What you need to do:
Copy every entry word for word. Skip the pictures.

◇ ◇ ◇ ◇ ◇

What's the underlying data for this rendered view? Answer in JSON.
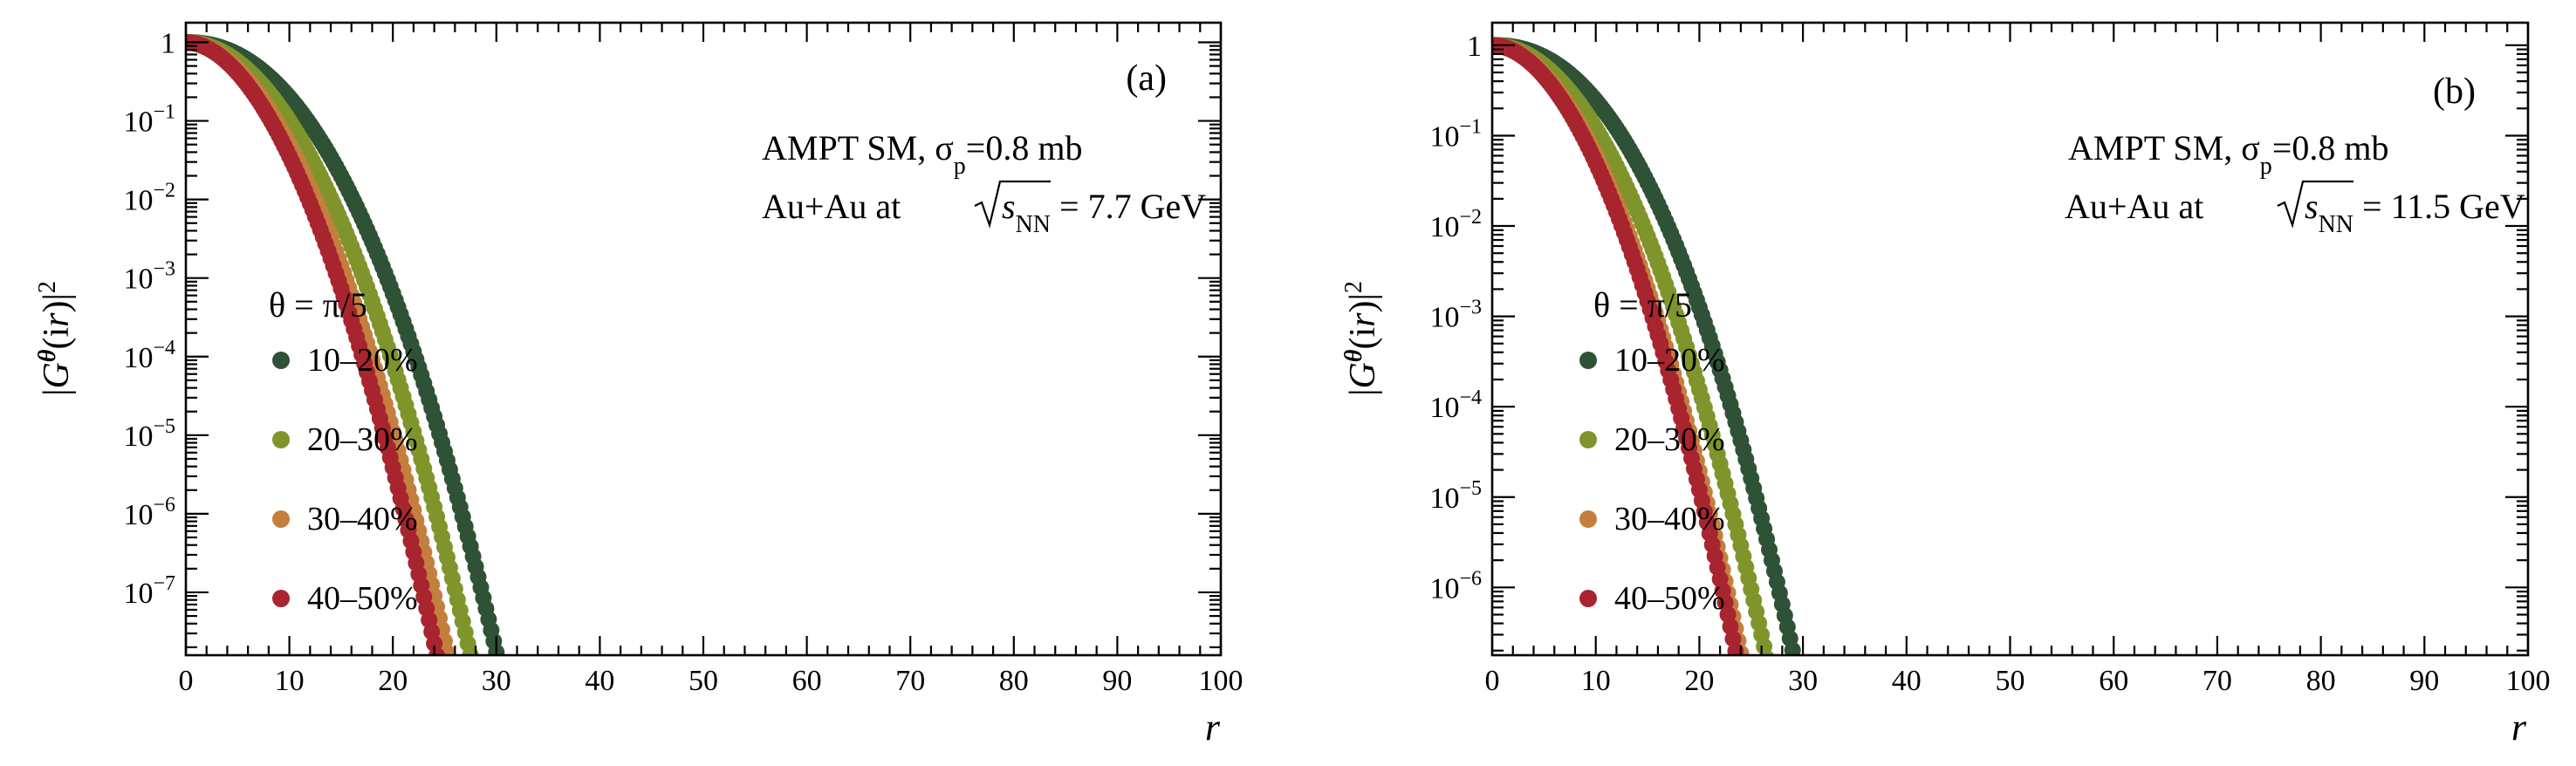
{
  "chart_data": [
    {
      "type": "scatter",
      "panel": "(a)",
      "xlabel": "r",
      "ylabel": "|G^θ(ir)|^2",
      "xlim": [
        0,
        100
      ],
      "ylim_log10": [
        -7.8,
        0.25
      ],
      "y_tick_exponents": [
        0,
        -1,
        -2,
        -3,
        -4,
        -5,
        -6,
        -7
      ],
      "x_ticks": [
        0,
        10,
        20,
        30,
        40,
        50,
        60,
        70,
        80,
        90,
        100
      ],
      "model_text": "AMPT SM, σ",
      "model_sub": "p",
      "model_value": "=0.8 mb",
      "system_prefix": "Au+Au at ",
      "system_sqrt": "s",
      "system_sub": "NN",
      "system_energy": " = 7.7 GeV",
      "legend_title": "θ = π/5",
      "series": [
        {
          "name": "10–20%",
          "color": "#2f5236",
          "r0": 73.5,
          "rmax": 79,
          "a": 0.7,
          "p": 2.19,
          "floor": -7.55
        },
        {
          "name": "20–30%",
          "color": "#7f952c",
          "r0": 51.0,
          "rmax": 55,
          "a": 1.0,
          "p": 2.03,
          "floor": -7.0
        },
        {
          "name": "30–40%",
          "color": "#c47f3e",
          "r0": 44.3,
          "rmax": 49,
          "a": 1.3,
          "p": 1.93,
          "floor": -7.6
        },
        {
          "name": "40–50%",
          "color": "#a8242e",
          "r0": 43.3,
          "rmax": 46,
          "a": 1.45,
          "p": 1.9,
          "floor": -6.55
        }
      ]
    },
    {
      "type": "scatter",
      "panel": "(b)",
      "xlabel": "r",
      "ylabel": "|G^θ(ir)|^2",
      "xlim": [
        0,
        100
      ],
      "ylim_log10": [
        -6.75,
        0.25
      ],
      "y_tick_exponents": [
        0,
        -1,
        -2,
        -3,
        -4,
        -5,
        -6
      ],
      "x_ticks": [
        0,
        10,
        20,
        30,
        40,
        50,
        60,
        70,
        80,
        90,
        100
      ],
      "model_text": "AMPT SM, σ",
      "model_sub": "p",
      "model_value": "=0.8 mb",
      "system_prefix": "Au+Au at ",
      "system_sqrt": "s",
      "system_sub": "NN",
      "system_energy": " = 11.5 GeV",
      "legend_title": "θ = π/5",
      "series": [
        {
          "name": "10–20%",
          "color": "#2f5236",
          "r0": 73.0,
          "rmax": 79,
          "a": 0.61,
          "p": 2.25,
          "floor": -6.45
        },
        {
          "name": "20–30%",
          "color": "#7f952c",
          "r0": 52.2,
          "rmax": 55,
          "a": 0.92,
          "p": 2.05,
          "floor": -6.75
        },
        {
          "name": "30–40%",
          "color": "#c47f3e",
          "r0": 44.3,
          "rmax": 49,
          "a": 1.22,
          "p": 1.95,
          "floor": -6.8
        },
        {
          "name": "40–50%",
          "color": "#a8242e",
          "r0": 43.5,
          "rmax": 46,
          "a": 1.3,
          "p": 1.92,
          "floor": -6.8
        }
      ]
    }
  ]
}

◇ ◇ ◇ ◇ ◇

Reply to the exercise:
What's the underlying data for this rendered view? Answer in JSON.
{
  "chart_data": [
    {
      "type": "scatter",
      "panel": "(a)",
      "xlabel": "r",
      "ylabel": "|G^θ(ir)|^2",
      "xlim": [
        0,
        100
      ],
      "ylim_log10": [
        -7.8,
        0.25
      ],
      "y_tick_exponents": [
        0,
        -1,
        -2,
        -3,
        -4,
        -5,
        -6,
        -7
      ],
      "x_ticks": [
        0,
        10,
        20,
        30,
        40,
        50,
        60,
        70,
        80,
        90,
        100
      ],
      "model_text": "AMPT SM, σ",
      "model_sub": "p",
      "model_value": "=0.8 mb",
      "system_prefix": "Au+Au at ",
      "system_sqrt": "s",
      "system_sub": "NN",
      "system_energy": " = 7.7 GeV",
      "legend_title": "θ = π/5",
      "series": [
        {
          "name": "10–20%",
          "color": "#2f5236",
          "r0": 73.5,
          "rmax": 79,
          "a": 0.7,
          "p": 2.19,
          "floor": -7.55
        },
        {
          "name": "20–30%",
          "color": "#7f952c",
          "r0": 51.0,
          "rmax": 55,
          "a": 1.0,
          "p": 2.03,
          "floor": -7.0
        },
        {
          "name": "30–40%",
          "color": "#c47f3e",
          "r0": 44.3,
          "rmax": 49,
          "a": 1.3,
          "p": 1.93,
          "floor": -7.6
        },
        {
          "name": "40–50%",
          "color": "#a8242e",
          "r0": 43.3,
          "rmax": 46,
          "a": 1.45,
          "p": 1.9,
          "floor": -6.55
        }
      ]
    },
    {
      "type": "scatter",
      "panel": "(b)",
      "xlabel": "r",
      "ylabel": "|G^θ(ir)|^2",
      "xlim": [
        0,
        100
      ],
      "ylim_log10": [
        -6.75,
        0.25
      ],
      "y_tick_exponents": [
        0,
        -1,
        -2,
        -3,
        -4,
        -5,
        -6
      ],
      "x_ticks": [
        0,
        10,
        20,
        30,
        40,
        50,
        60,
        70,
        80,
        90,
        100
      ],
      "model_text": "AMPT SM, σ",
      "model_sub": "p",
      "model_value": "=0.8 mb",
      "system_prefix": "Au+Au at ",
      "system_sqrt": "s",
      "system_sub": "NN",
      "system_energy": " = 11.5 GeV",
      "legend_title": "θ = π/5",
      "series": [
        {
          "name": "10–20%",
          "color": "#2f5236",
          "r0": 73.0,
          "rmax": 79,
          "a": 0.61,
          "p": 2.25,
          "floor": -6.45
        },
        {
          "name": "20–30%",
          "color": "#7f952c",
          "r0": 52.2,
          "rmax": 55,
          "a": 0.92,
          "p": 2.05,
          "floor": -6.75
        },
        {
          "name": "30–40%",
          "color": "#c47f3e",
          "r0": 44.3,
          "rmax": 49,
          "a": 1.22,
          "p": 1.95,
          "floor": -6.8
        },
        {
          "name": "40–50%",
          "color": "#a8242e",
          "r0": 43.5,
          "rmax": 46,
          "a": 1.3,
          "p": 1.92,
          "floor": -6.8
        }
      ]
    }
  ]
}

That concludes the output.